BEGIN Extract provided

# Schwinn racer



## Big Moe (Jul 25, 2015)

Got a question. What years were the 2 speed racer's made. Looked on eBay and it seems the later one's were 3 speed. Thanks Big Moe


----------



## Metacortex (Jul 25, 2015)

I believe the last year for the 2-speed Racer was 1966: http://waterfordbikes.com/SchwinnCat/flschwinn_1961_1970/1966_1011.html





1967 and up catalogs show coaster or 3-speed only: http://waterfordbikes.com/SchwinnCat/flschwinn_1961_1970/1967_12.html


----------



## Big Moe (Jul 25, 2015)

Thanks meta appreciate it.


----------



## Big Moe (Jul 27, 2015)

Well brother Shane picked it up today for me. I just thought it a really clean honest old bike. Ran the #s it's a June 65 deluxe racer with the 2 speed hub.will post better pic's when I get them.


----------



## Bill K (Aug 3, 2015)

Big Moe said:


> Got a question. What years were the 2 speed racer's made. Looked on eBay and it seems the later one's were 3 speed. Thanks Big Moe




I've got a March 1966 Racer in the three speed version.  It looks just like the one you've got.  I'm in the process of restoring it now.


----------

END Extract provided
BEGIN Data rows

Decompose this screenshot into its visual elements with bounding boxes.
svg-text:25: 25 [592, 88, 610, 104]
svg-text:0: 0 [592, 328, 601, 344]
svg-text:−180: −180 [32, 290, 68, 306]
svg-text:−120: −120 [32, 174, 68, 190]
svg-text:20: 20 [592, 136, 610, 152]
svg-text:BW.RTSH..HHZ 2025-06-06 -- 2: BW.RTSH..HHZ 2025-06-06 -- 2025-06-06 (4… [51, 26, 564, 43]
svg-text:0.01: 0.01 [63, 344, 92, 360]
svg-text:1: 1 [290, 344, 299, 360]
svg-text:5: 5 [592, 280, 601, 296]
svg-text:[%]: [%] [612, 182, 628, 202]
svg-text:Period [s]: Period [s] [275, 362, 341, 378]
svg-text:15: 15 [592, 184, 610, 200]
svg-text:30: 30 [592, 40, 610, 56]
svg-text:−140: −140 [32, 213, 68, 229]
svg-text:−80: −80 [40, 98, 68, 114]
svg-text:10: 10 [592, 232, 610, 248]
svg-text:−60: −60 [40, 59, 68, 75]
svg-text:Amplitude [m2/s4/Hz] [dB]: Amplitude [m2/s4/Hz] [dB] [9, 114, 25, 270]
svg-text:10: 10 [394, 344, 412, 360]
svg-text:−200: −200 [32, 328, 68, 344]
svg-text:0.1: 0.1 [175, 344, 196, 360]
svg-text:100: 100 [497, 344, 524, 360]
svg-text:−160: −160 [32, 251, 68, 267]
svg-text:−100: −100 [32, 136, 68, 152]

END Data rows
BEGIN Data rows

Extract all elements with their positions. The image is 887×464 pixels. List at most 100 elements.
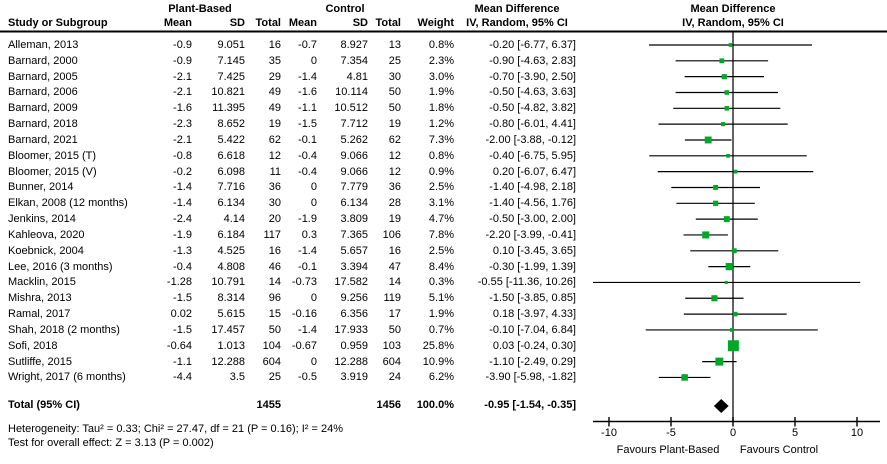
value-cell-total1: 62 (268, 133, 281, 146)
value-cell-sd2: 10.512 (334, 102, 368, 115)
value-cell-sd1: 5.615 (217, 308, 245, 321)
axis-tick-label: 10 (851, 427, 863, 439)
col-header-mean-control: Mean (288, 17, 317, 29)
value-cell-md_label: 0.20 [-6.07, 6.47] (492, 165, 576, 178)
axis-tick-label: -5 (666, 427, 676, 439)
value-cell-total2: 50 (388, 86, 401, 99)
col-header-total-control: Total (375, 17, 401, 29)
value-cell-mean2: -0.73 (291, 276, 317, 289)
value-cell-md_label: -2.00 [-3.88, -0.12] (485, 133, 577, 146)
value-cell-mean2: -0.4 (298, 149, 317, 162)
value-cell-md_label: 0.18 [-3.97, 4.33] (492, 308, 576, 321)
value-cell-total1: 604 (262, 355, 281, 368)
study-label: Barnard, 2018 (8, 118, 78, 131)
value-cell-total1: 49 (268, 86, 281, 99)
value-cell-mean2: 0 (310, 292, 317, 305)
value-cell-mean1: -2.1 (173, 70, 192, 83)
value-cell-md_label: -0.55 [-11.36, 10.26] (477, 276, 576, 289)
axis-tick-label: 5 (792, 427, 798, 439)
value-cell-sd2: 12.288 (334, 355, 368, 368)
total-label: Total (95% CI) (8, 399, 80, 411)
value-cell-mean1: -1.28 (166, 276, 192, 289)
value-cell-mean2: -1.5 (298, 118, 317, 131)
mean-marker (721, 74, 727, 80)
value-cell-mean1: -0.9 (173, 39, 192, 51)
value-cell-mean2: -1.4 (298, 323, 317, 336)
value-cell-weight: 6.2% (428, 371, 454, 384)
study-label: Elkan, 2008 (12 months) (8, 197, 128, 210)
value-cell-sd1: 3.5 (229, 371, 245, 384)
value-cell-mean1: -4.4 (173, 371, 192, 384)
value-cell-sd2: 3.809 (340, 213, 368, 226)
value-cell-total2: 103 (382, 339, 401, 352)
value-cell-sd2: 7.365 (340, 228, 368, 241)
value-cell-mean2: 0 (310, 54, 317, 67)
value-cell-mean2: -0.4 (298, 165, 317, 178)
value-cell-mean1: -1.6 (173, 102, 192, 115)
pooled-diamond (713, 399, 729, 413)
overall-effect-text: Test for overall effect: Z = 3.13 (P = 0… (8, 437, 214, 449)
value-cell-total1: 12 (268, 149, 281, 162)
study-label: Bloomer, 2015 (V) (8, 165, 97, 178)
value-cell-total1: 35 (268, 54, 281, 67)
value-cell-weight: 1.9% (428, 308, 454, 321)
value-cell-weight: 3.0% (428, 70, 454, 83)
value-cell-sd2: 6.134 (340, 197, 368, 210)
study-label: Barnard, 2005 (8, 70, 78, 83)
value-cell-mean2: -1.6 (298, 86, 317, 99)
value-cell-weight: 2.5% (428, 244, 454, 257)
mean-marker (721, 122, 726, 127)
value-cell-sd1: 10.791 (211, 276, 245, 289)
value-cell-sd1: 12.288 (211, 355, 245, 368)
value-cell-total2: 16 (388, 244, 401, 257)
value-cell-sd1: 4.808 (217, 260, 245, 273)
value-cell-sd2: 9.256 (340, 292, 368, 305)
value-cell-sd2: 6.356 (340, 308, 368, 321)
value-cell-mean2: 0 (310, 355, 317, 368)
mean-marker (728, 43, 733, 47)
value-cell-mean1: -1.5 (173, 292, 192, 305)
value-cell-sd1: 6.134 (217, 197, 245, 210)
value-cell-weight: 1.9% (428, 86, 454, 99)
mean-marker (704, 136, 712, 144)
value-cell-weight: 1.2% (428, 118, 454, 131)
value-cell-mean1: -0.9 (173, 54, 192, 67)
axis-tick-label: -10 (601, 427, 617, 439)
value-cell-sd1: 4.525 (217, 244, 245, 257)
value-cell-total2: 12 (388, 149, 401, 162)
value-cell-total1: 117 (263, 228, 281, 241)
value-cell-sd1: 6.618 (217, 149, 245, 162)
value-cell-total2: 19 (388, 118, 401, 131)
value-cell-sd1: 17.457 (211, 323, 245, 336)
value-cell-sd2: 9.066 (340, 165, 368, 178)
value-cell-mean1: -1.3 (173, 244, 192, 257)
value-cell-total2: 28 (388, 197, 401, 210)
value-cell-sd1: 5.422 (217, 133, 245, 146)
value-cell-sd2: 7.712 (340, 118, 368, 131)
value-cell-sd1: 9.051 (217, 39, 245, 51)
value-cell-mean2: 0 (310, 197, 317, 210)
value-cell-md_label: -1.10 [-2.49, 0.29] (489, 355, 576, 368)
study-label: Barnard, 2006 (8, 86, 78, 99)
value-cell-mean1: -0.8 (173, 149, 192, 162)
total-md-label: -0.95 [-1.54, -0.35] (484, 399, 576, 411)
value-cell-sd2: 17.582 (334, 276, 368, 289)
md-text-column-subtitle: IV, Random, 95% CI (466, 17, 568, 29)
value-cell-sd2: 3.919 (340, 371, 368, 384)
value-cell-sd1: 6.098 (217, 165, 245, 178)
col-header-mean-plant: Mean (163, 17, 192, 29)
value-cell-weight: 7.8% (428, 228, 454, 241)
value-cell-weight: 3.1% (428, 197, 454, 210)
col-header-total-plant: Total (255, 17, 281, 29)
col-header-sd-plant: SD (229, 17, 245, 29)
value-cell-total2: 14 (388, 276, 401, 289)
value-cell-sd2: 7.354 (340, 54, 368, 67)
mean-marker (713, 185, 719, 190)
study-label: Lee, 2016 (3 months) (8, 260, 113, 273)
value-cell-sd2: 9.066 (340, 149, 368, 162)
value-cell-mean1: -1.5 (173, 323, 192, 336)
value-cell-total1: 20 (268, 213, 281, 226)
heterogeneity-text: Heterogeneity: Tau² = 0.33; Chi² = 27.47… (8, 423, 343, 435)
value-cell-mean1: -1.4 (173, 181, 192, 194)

END Data rows

— Jobs —
a: Reproduce verbatim the passage of the Schwinn Racer thread from "Well brother Shane" to "(Aug 3, 2015)".
b: Name every user who authored a post in the Schwinn Racer thread, listing each name once.
The entries aren't needed for any of this work.

— Responses per task —
a:
Well brother Shane picked it up today for me. I just thought it a really clean honest old bike. Ran the #s it's a June 65 deluxe racer with the 2 speed hub.will post better pic's when I get them.


----------



## Bill K (Aug 3, 2015)

b: Big Moe, Metacortex, Bill K